TASK DETAILS = Extract every entry word for word.

AVAILABLE RECORDS =
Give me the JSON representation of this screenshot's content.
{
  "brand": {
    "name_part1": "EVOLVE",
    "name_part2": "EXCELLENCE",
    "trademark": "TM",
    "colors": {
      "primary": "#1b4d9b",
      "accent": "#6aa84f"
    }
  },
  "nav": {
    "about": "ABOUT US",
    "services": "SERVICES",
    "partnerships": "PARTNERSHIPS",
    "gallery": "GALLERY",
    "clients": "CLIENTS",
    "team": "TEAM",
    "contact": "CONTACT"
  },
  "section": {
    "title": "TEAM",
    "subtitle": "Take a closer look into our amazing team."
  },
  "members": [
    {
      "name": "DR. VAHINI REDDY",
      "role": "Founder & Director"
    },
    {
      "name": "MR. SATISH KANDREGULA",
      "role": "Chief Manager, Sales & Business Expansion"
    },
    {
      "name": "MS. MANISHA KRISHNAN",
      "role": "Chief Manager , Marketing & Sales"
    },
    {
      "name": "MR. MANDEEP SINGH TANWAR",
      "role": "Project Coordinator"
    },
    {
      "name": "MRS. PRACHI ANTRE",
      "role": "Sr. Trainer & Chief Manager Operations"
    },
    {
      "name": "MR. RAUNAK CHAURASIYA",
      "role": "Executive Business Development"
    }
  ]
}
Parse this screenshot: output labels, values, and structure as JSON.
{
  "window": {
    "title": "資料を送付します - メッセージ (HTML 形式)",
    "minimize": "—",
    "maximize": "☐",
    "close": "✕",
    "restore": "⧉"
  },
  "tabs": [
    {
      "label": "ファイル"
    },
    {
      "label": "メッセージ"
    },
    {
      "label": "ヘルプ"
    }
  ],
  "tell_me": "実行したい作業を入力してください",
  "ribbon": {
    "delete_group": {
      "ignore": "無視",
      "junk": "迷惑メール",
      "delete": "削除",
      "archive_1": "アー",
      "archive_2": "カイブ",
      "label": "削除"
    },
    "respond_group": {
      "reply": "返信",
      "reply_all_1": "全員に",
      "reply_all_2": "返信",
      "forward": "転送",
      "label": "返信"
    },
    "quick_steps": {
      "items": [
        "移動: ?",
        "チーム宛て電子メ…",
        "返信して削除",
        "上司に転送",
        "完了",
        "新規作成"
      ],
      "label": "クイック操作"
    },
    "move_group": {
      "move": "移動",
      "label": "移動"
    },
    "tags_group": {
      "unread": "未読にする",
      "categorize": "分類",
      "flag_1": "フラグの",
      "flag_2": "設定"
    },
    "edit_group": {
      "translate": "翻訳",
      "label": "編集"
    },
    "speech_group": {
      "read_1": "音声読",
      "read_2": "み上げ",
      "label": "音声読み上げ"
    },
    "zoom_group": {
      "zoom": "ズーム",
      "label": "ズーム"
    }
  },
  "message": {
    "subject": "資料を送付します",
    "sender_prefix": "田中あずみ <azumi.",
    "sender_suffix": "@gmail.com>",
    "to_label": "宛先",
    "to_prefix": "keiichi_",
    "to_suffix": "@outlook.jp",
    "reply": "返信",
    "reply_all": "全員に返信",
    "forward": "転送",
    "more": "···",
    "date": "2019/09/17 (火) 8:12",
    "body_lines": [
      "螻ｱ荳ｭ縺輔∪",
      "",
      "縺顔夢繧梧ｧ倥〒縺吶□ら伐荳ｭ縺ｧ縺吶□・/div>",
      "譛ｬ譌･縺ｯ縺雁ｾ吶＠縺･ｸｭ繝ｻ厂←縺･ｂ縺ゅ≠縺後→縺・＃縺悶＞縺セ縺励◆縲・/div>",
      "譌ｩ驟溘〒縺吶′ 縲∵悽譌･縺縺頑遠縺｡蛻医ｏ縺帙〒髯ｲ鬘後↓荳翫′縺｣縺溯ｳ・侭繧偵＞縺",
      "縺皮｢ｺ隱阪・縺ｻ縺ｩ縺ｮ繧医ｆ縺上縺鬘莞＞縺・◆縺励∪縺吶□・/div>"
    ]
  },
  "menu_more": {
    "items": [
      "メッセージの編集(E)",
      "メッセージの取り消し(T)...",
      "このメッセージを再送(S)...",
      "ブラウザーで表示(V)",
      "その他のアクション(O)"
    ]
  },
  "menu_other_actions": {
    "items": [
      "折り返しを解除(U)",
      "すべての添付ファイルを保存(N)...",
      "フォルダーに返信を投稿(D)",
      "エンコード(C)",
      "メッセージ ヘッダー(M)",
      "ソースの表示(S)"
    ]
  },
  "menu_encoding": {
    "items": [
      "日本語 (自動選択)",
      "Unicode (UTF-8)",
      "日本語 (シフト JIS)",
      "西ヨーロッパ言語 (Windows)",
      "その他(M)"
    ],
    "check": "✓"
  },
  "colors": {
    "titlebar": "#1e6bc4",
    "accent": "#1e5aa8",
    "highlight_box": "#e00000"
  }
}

WRITTEN ANSWER =
Give me the JSON representation of this screenshot's content.
{
  "brand": {
    "name_part1": "EVOLVE",
    "name_part2": "EXCELLENCE",
    "trademark": "TM",
    "colors": {
      "primary": "#1b4d9b",
      "accent": "#6aa84f"
    }
  },
  "nav": {
    "about": "ABOUT US",
    "services": "SERVICES",
    "partnerships": "PARTNERSHIPS",
    "gallery": "GALLERY",
    "clients": "CLIENTS",
    "team": "TEAM",
    "contact": "CONTACT"
  },
  "section": {
    "title": "TEAM",
    "subtitle": "Take a closer look into our amazing team."
  },
  "members": [
    {
      "name": "DR. VAHINI REDDY",
      "role": "Founder & Director"
    },
    {
      "name": "MR. SATISH KANDREGULA",
      "role": "Chief Manager, Sales & Business Expansion"
    },
    {
      "name": "MS. MANISHA KRISHNAN",
      "role": "Chief Manager , Marketing & Sales"
    },
    {
      "name": "MR. MANDEEP SINGH TANWAR",
      "role": "Project Coordinator"
    },
    {
      "name": "MRS. PRACHI ANTRE",
      "role": "Sr. Trainer & Chief Manager Operations"
    },
    {
      "name": "MR. RAUNAK CHAURASIYA",
      "role": "Executive Business Development"
    }
  ]
}
Parse this screenshot: output labels, values, and structure as JSON.
{
  "window": {
    "title": "資料を送付します - メッセージ (HTML 形式)",
    "minimize": "—",
    "maximize": "☐",
    "close": "✕",
    "restore": "⧉"
  },
  "tabs": [
    {
      "label": "ファイル"
    },
    {
      "label": "メッセージ"
    },
    {
      "label": "ヘルプ"
    }
  ],
  "tell_me": "実行したい作業を入力してください",
  "ribbon": {
    "delete_group": {
      "ignore": "無視",
      "junk": "迷惑メール",
      "delete": "削除",
      "archive_1": "アー",
      "archive_2": "カイブ",
      "label": "削除"
    },
    "respond_group": {
      "reply": "返信",
      "reply_all_1": "全員に",
      "reply_all_2": "返信",
      "forward": "転送",
      "label": "返信"
    },
    "quick_steps": {
      "items": [
        "移動: ?",
        "チーム宛て電子メ…",
        "返信して削除",
        "上司に転送",
        "完了",
        "新規作成"
      ],
      "label": "クイック操作"
    },
    "move_group": {
      "move": "移動",
      "label": "移動"
    },
    "tags_group": {
      "unread": "未読にする",
      "categorize": "分類",
      "flag_1": "フラグの",
      "flag_2": "設定"
    },
    "edit_group": {
      "translate": "翻訳",
      "label": "編集"
    },
    "speech_group": {
      "read_1": "音声読",
      "read_2": "み上げ",
      "label": "音声読み上げ"
    },
    "zoom_group": {
      "zoom": "ズーム",
      "label": "ズーム"
    }
  },
  "message": {
    "subject": "資料を送付します",
    "sender_prefix": "田中あずみ <azumi.",
    "sender_suffix": "@gmail.com>",
    "to_label": "宛先",
    "to_prefix": "keiichi_",
    "to_suffix": "@outlook.jp",
    "reply": "返信",
    "reply_all": "全員に返信",
    "forward": "転送",
    "more": "···",
    "date": "2019/09/17 (火) 8:12",
    "body_lines": [
      "螻ｱ荳ｭ縺輔∪",
      "",
      "縺顔夢繧梧ｧ倥〒縺吶□ら伐荳ｭ縺ｧ縺吶□・/div>",
      "譛ｬ譌･縺ｯ縺雁ｾ吶＠縺･ｸｭ繝ｻ厂←縺･ｂ縺ゅ≠縺後→縺・＃縺悶＞縺セ縺励◆縲・/div>",
      "譌ｩ驟溘〒縺吶′ 縲∵悽譌･縺縺頑遠縺｡蛻医ｏ縺帙〒髯ｲ鬘後↓荳翫′縺｣縺溯ｳ・侭繧偵＞縺",
      "縺皮｢ｺ隱阪・縺ｻ縺ｩ縺ｮ繧医ｆ縺上縺鬘莞＞縺・◆縺励∪縺吶□・/div>"
    ]
  },
  "menu_more": {
    "items": [
      "メッセージの編集(E)",
      "メッセージの取り消し(T)...",
      "このメッセージを再送(S)...",
      "ブラウザーで表示(V)",
      "その他のアクション(O)"
    ]
  },
  "menu_other_actions": {
    "items": [
      "折り返しを解除(U)",
      "すべての添付ファイルを保存(N)...",
      "フォルダーに返信を投稿(D)",
      "エンコード(C)",
      "メッセージ ヘッダー(M)",
      "ソースの表示(S)"
    ]
  },
  "menu_encoding": {
    "items": [
      "日本語 (自動選択)",
      "Unicode (UTF-8)",
      "日本語 (シフト JIS)",
      "西ヨーロッパ言語 (Windows)",
      "その他(M)"
    ],
    "check": "✓"
  },
  "colors": {
    "titlebar": "#1e6bc4",
    "accent": "#1e5aa8",
    "highlight_box": "#e00000"
  }
}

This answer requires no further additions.